-- Start --
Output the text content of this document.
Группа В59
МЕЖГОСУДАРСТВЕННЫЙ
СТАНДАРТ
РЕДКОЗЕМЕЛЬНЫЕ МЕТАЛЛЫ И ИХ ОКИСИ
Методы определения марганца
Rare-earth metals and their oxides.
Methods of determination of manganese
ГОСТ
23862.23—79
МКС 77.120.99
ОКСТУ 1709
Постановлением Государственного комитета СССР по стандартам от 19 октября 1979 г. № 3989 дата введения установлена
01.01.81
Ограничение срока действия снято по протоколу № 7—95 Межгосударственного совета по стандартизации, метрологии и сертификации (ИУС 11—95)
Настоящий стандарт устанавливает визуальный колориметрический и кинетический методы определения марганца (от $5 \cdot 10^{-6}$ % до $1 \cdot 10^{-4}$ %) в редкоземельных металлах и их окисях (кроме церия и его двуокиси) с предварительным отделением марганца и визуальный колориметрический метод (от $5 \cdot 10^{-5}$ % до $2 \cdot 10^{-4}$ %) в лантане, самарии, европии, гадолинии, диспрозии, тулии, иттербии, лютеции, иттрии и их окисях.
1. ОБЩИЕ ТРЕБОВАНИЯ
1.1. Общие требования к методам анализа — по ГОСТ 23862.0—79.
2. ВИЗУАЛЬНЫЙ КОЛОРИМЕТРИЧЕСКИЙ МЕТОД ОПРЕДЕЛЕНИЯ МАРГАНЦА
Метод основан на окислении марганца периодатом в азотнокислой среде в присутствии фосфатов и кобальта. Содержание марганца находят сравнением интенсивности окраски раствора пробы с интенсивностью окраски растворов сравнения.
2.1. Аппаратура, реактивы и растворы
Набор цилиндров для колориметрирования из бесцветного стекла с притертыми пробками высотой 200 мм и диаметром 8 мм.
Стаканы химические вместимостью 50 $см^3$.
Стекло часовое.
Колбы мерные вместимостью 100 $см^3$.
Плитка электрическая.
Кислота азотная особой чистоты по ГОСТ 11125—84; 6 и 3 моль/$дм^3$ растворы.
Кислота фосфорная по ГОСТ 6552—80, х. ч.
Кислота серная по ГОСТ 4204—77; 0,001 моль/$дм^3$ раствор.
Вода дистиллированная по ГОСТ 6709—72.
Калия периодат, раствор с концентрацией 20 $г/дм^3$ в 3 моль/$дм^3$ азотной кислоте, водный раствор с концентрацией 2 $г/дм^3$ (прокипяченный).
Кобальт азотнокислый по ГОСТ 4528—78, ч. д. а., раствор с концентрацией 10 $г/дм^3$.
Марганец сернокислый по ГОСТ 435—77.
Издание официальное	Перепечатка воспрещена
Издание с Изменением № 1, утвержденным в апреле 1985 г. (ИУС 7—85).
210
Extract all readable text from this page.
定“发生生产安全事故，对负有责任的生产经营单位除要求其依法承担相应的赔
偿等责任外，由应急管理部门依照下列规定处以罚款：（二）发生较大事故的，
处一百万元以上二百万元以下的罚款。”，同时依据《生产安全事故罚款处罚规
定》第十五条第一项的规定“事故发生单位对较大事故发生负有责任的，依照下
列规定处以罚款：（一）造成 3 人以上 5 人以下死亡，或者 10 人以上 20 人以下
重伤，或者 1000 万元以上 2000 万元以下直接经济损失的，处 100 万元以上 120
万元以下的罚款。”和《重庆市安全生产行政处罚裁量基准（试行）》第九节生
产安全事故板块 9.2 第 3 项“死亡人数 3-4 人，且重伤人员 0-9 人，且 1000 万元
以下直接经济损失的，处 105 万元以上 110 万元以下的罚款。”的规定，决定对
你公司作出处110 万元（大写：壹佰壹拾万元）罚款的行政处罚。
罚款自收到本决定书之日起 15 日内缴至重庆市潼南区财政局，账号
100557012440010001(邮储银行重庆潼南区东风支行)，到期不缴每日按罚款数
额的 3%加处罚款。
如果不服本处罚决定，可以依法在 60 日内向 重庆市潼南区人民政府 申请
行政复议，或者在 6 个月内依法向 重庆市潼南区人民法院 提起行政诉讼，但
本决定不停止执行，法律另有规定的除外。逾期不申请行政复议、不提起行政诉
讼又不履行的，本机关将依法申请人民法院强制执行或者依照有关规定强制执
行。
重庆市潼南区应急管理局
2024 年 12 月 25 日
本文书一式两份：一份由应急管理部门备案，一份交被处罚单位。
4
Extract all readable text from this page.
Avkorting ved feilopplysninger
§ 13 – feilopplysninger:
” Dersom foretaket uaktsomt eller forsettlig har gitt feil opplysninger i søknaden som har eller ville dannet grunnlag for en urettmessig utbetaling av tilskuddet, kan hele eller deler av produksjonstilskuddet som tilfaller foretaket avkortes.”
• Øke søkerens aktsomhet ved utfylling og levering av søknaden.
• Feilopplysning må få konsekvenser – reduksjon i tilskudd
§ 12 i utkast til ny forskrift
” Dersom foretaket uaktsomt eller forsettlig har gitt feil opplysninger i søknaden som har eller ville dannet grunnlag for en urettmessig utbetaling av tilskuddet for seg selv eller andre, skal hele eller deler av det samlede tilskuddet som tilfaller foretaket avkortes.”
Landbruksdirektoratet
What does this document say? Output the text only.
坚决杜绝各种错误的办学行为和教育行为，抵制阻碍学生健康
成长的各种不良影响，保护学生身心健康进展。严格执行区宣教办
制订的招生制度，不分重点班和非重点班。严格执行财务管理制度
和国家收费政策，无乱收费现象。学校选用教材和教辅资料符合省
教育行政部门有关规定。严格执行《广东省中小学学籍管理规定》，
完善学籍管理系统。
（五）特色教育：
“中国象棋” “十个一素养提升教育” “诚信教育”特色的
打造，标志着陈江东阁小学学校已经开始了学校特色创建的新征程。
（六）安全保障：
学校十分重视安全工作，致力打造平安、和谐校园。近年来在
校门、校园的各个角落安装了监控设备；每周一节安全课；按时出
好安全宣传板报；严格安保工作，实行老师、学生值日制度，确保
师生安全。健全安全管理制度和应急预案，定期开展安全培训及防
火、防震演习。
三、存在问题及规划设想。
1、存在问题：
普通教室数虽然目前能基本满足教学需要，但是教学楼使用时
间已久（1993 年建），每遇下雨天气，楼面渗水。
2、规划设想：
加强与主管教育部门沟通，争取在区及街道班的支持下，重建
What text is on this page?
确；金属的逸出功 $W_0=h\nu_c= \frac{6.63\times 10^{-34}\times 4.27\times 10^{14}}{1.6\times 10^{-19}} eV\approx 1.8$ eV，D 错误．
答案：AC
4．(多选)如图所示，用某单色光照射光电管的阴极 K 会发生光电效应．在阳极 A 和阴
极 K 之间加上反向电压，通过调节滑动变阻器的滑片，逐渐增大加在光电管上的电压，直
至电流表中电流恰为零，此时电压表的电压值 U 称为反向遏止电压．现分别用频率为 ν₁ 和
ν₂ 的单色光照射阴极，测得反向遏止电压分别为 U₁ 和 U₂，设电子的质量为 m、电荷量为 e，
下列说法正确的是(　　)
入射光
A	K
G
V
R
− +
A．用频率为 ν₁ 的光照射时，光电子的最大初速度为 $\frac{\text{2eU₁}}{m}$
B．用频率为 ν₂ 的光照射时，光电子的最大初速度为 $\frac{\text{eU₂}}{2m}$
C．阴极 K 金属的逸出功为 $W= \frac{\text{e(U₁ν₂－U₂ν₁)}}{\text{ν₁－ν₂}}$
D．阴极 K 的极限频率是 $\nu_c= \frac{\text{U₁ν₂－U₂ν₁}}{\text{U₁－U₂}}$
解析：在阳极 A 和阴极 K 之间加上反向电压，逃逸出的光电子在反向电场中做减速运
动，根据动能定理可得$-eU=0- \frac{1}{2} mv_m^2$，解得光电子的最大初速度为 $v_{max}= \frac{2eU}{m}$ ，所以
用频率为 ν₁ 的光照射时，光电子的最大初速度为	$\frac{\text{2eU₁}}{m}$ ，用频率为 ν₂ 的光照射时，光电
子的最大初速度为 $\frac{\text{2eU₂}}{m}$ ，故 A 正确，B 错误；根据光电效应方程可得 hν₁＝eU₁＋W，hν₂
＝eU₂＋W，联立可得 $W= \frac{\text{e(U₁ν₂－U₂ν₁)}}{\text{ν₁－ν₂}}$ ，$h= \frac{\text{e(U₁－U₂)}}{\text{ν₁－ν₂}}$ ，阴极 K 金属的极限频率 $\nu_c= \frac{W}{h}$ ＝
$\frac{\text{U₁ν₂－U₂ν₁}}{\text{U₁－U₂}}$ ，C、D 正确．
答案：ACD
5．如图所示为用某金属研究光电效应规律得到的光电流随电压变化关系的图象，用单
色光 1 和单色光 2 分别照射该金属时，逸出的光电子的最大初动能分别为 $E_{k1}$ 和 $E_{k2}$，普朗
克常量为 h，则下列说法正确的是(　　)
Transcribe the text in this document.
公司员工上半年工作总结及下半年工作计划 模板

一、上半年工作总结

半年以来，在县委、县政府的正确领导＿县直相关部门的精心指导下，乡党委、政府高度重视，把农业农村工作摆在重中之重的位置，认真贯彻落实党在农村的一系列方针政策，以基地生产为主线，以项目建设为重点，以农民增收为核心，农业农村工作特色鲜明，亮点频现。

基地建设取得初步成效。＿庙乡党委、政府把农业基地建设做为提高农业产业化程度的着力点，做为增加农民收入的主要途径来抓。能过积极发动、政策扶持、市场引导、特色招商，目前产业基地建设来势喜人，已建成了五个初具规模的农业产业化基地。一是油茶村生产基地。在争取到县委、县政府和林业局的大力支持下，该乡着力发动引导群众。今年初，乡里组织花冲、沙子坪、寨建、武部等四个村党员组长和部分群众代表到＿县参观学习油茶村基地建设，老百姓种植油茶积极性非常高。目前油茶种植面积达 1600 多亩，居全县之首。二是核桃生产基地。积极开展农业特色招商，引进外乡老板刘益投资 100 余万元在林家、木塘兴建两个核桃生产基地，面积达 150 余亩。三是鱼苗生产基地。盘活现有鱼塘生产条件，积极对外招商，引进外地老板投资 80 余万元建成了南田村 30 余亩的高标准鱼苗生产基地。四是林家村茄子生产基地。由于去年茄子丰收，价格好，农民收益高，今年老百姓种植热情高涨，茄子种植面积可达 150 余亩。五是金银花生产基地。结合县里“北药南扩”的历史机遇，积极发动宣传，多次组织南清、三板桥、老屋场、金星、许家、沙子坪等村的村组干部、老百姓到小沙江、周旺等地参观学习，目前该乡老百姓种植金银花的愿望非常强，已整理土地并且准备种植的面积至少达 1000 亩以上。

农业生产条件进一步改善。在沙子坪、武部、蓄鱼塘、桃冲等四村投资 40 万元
-- End --
#### [TASK DETAILS]
Copy out each line of the material that holds the word "вместимостью".

#### [EXERCISE RESULT]
Стаканы химические вместимостью 50 $см^3$.
Колбы мерные вместимостью 100 $см^3$.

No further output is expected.